Required task: With the images removed, repeat the data below exactly.

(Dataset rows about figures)

^^^^^^^^^^^^^^^^

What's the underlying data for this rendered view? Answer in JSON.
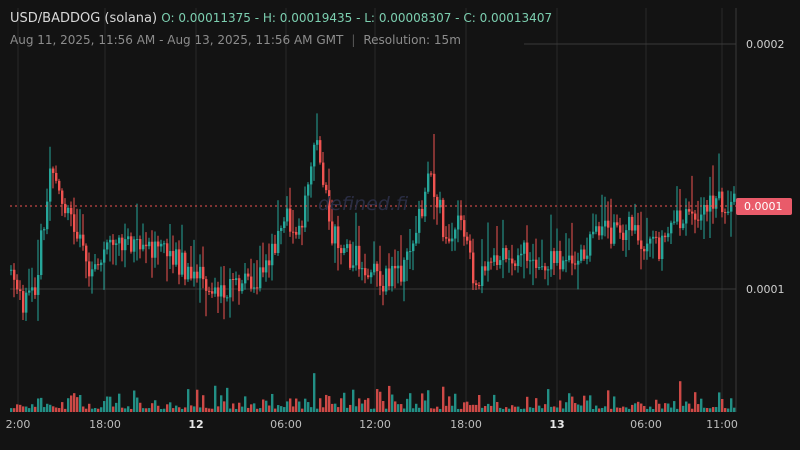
{
  "header": {
    "pair": "USD/BADDOG (solana)",
    "open_label": "O:",
    "open": "0.00011375",
    "high_label": "H:",
    "high": "0.00019435",
    "low_label": "L:",
    "low": "0.00008307",
    "close_label": "C:",
    "close": "0.00013407",
    "range": "Aug 11, 2025, 11:56 AM - Aug 13, 2025, 11:56 AM GMT",
    "resolution": "Resolution: 15m"
  },
  "watermark": "defined.fi",
  "y_axis": {
    "labels": [
      "0.0002",
      "0.0001"
    ],
    "current_price_label": "0.0001"
  },
  "x_axis": {
    "labels": [
      {
        "text": "2:00",
        "bold": false
      },
      {
        "text": "18:00",
        "bold": false
      },
      {
        "text": "12",
        "bold": true
      },
      {
        "text": "06:00",
        "bold": false
      },
      {
        "text": "12:00",
        "bold": false
      },
      {
        "text": "18:00",
        "bold": false
      },
      {
        "text": "13",
        "bold": true
      },
      {
        "text": "06:00",
        "bold": false
      },
      {
        "text": "11:00",
        "bold": false
      }
    ]
  },
  "colors": {
    "up": "#26a69a",
    "down": "#ef5350",
    "background": "#131313",
    "grid": "#2a2a2a"
  },
  "chart_data": {
    "type": "candlestick",
    "interval": "15m",
    "range_start": "Aug 11, 2025, 11:56 AM",
    "range_end": "Aug 13, 2025, 11:56 AM",
    "ohlc_summary": {
      "open": 0.00011375,
      "high": 0.00019435,
      "low": 8.307e-05,
      "close": 0.00013407
    },
    "y_ticks": [
      0.0002,
      0.0001
    ],
    "current_price": 0.0001
  }
}
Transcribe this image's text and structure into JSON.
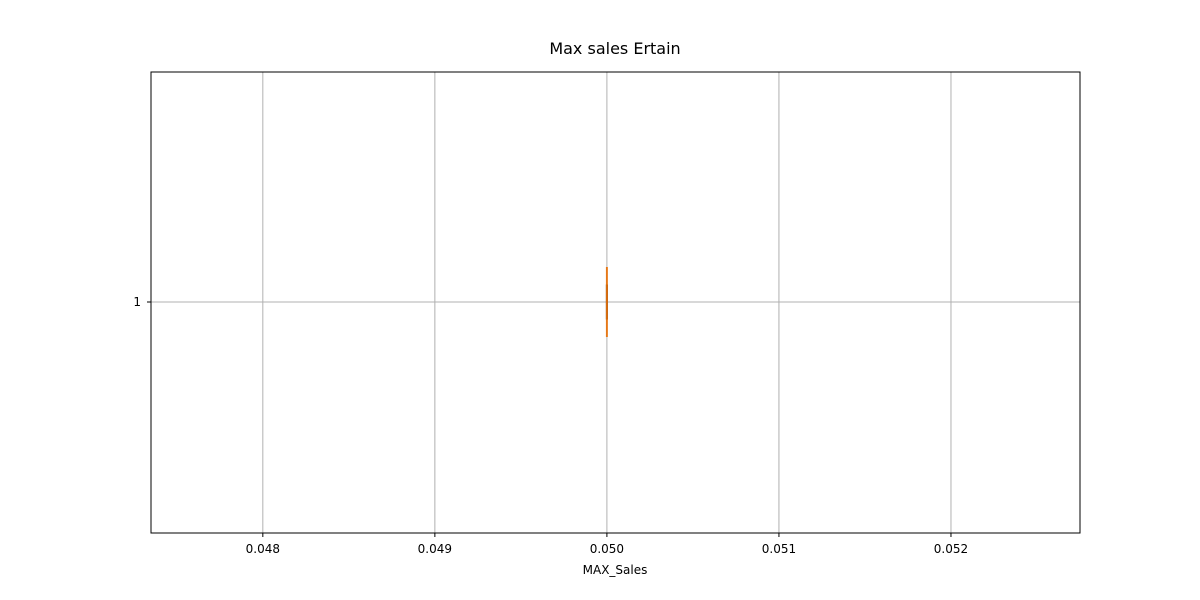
{
  "chart_data": {
    "type": "box",
    "title": "Max sales Ertain",
    "xlabel": "MAX_Sales",
    "ylabel": "",
    "orientation": "horizontal",
    "xlim": [
      0.04735,
      0.05275
    ],
    "x_ticks": [
      0.048,
      0.049,
      0.05,
      0.051,
      0.052
    ],
    "x_tick_labels": [
      "0.048",
      "0.049",
      "0.050",
      "0.051",
      "0.052"
    ],
    "y_tick_labels": [
      "1"
    ],
    "grid": true,
    "boxes": [
      {
        "category": "1",
        "min": 0.05,
        "q1": 0.05,
        "median": 0.05,
        "q3": 0.05,
        "max": 0.05
      }
    ],
    "colors": {
      "box": "#000000",
      "median": "#ff7f0e",
      "grid": "#b0b0b0"
    }
  }
}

^^^^^^^^^^^^^^^^

Exercise result:
What's the underlying data for this rendered view? Answer in JSON.
{
  "header": {
    "pair": "USD/BADDOG (solana)",
    "open_label": "O:",
    "open": "0.00011375",
    "high_label": "H:",
    "high": "0.00019435",
    "low_label": "L:",
    "low": "0.00008307",
    "close_label": "C:",
    "close": "0.00013407",
    "range": "Aug 11, 2025, 11:56 AM - Aug 13, 2025, 11:56 AM GMT",
    "resolution": "Resolution: 15m"
  },
  "watermark": "defined.fi",
  "y_axis": {
    "labels": [
      "0.0002",
      "0.0001"
    ],
    "current_price_label": "0.0001"
  },
  "x_axis": {
    "labels": [
      {
        "text": "2:00",
        "bold": false
      },
      {
        "text": "18:00",
        "bold": false
      },
      {
        "text": "12",
        "bold": true
      },
      {
        "text": "06:00",
        "bold": false
      },
      {
        "text": "12:00",
        "bold": false
      },
      {
        "text": "18:00",
        "bold": false
      },
      {
        "text": "13",
        "bold": true
      },
      {
        "text": "06:00",
        "bold": false
      },
      {
        "text": "11:00",
        "bold": false
      }
    ]
  },
  "colors": {
    "up": "#26a69a",
    "down": "#ef5350",
    "background": "#131313",
    "grid": "#2a2a2a"
  },
  "chart_data": {
    "type": "candlestick",
    "interval": "15m",
    "range_start": "Aug 11, 2025, 11:56 AM",
    "range_end": "Aug 13, 2025, 11:56 AM",
    "ohlc_summary": {
      "open": 0.00011375,
      "high": 0.00019435,
      "low": 8.307e-05,
      "close": 0.00013407
    },
    "y_ticks": [
      0.0002,
      0.0001
    ],
    "current_price": 0.0001
  }
}
Transcribe this image's text and structure into JSON.
{
  "chart_data": {
    "type": "box",
    "title": "Max sales Ertain",
    "xlabel": "MAX_Sales",
    "ylabel": "",
    "orientation": "horizontal",
    "xlim": [
      0.04735,
      0.05275
    ],
    "x_ticks": [
      0.048,
      0.049,
      0.05,
      0.051,
      0.052
    ],
    "x_tick_labels": [
      "0.048",
      "0.049",
      "0.050",
      "0.051",
      "0.052"
    ],
    "y_tick_labels": [
      "1"
    ],
    "grid": true,
    "boxes": [
      {
        "category": "1",
        "min": 0.05,
        "q1": 0.05,
        "median": 0.05,
        "q3": 0.05,
        "max": 0.05
      }
    ],
    "colors": {
      "box": "#000000",
      "median": "#ff7f0e",
      "grid": "#b0b0b0"
    }
  }
}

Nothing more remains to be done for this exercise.